СТАТЬЯ:
========================================

Где прячется смех: нежный путеводитель по счастью ( 3 фото )
Солнечное утро
Прогресс в одном важном, но немного нелепом деле был достигнут: чужой смех настолько нравится, что поиски его ведутся повсюду — во всем, что попадается на глаза и на слух. Вот некоторые результаты этих изысканий.
Первая история берет начало в случайно солнечное февральское утро. Зима в Петербурге — явление особенное. Она словно двойная: везде обычная, а здесь помноженная на два, как двойные диоптрии или двойные рамы. Или, возможно, даже полуторная. Поэтому солнечное утро в середине зимы — редкая случайность.
Проснулся от странного звука, похожего на шелест или шепот. Привычно темная комната оказалась неожиданно светлой, и причина этого долго не могла уложиться в голове.
Как выяснилось, никакого шелеста не было — это разыгралось воображение спросонья. Часто бывает: когда взрослый человек, крепко спавший, вдруг просыпается, причем приятно и свежо, его может удивить любая мелочь, словно ребенка. Создается впечатление, что все органы чувств, включая скрытые, метафизические, обновляются во сне. В момент открытия глаз мир воспринимается заново, будто человек чуть-чуть родился заново. Это ощущение короткое, но именно в нем происходит нечто волшебное: любая мелочь становится чудом. То, как лежишь, как расставлена мебель, как дышишь или вдруг чихаешь, — все на краткий миг наполняется тайным смыслом. Он вот-вот ускользнет, сожмется в точку и исчезнет, оставив лишь новый день и трезвое понимание: утро как утро, пора вставать, заправлять постель, делать зарядку, жить. И вот уже забываешь, что было во сне и что мерещилось после пробуждения.
Тем утром на стене обнаружились солнечные пятна. Мысль была: «Ничего себе. Солнечные зайчики». И тут же возник вопрос: почему именно зайчики? Почему эти блики и отсветы не назвали, например, солнечными тетеревами или муравьишками?
Кем бы они ни были, пятна выглядели настолько прекрасными и дарили столько радости, что захотелось их поймать, как дети ловят жука в спичечный коробок. Они насаются с ним, иногда заглядывают внутрь — шевелится ли? А когда тишина, встряхивают коробок и пугаются, если внутри не шебуршит. Пугаются, что задохнулся, и отпускают. Жук притворяется неживым, какое-то время лежит неподвижно, поджав лапки, а потом уползает, причем как-то нелепо, будто забыл, как передвигаться. Будто говорит: «У меня из-за вас, дурацкие дети, конечности затекли и глазики ослепли. Но я пойду. Только вы так больше не делайте».

========================================

КОРОТКОЕ ЗАДАНИЕ A: Выпишите записи от первой строки до строки с «scroll-emblem (310, 490, 930, 674)» включительно, переименовав «resource-gold» в «resource-coins». Остальное оставьте без изменений.

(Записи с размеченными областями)

========================================

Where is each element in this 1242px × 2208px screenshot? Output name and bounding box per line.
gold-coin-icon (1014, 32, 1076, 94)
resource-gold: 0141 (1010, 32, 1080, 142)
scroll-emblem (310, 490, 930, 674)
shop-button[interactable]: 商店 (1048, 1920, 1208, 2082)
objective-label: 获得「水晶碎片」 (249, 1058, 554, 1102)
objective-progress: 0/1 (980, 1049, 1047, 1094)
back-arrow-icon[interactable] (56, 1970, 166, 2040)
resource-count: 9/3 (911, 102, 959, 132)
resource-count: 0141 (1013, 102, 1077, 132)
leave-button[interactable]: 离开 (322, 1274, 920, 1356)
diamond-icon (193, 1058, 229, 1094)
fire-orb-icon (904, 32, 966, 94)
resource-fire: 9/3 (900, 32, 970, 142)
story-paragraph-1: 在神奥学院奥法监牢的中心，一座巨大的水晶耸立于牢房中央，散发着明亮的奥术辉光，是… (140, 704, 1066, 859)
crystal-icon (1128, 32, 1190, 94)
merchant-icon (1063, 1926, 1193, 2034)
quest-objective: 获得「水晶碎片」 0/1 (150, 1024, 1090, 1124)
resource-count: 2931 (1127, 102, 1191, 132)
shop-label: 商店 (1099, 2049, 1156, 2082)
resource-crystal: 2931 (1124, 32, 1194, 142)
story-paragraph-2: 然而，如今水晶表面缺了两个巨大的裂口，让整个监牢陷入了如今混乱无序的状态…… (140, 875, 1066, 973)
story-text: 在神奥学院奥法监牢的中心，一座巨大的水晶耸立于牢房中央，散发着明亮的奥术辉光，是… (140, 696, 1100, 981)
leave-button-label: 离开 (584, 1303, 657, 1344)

========================================

КОРОТКОЕ ЗАДАНИЕ B: Выведите из статьи дословно фрагмент от «Проснулся от странного» до «уложиться в голове.» включительно.

ВЕРНЫЙ РЕЗУЛЬТАТ A:
Where is each element in this 1242px × 2208px screenshot? Output name and bounding box per line.
gold-coin-icon (1014, 32, 1076, 94)
resource-coins: 0141 (1010, 32, 1080, 142)
scroll-emblem (310, 490, 930, 674)

ВЕРНЫЙ РЕЗУЛЬТАТ B:
Проснулся от странного звука, похожего на шелест или шепот. Привычно темная комната оказалась неожиданно светлой, и причина этого долго не могла уложиться в голове.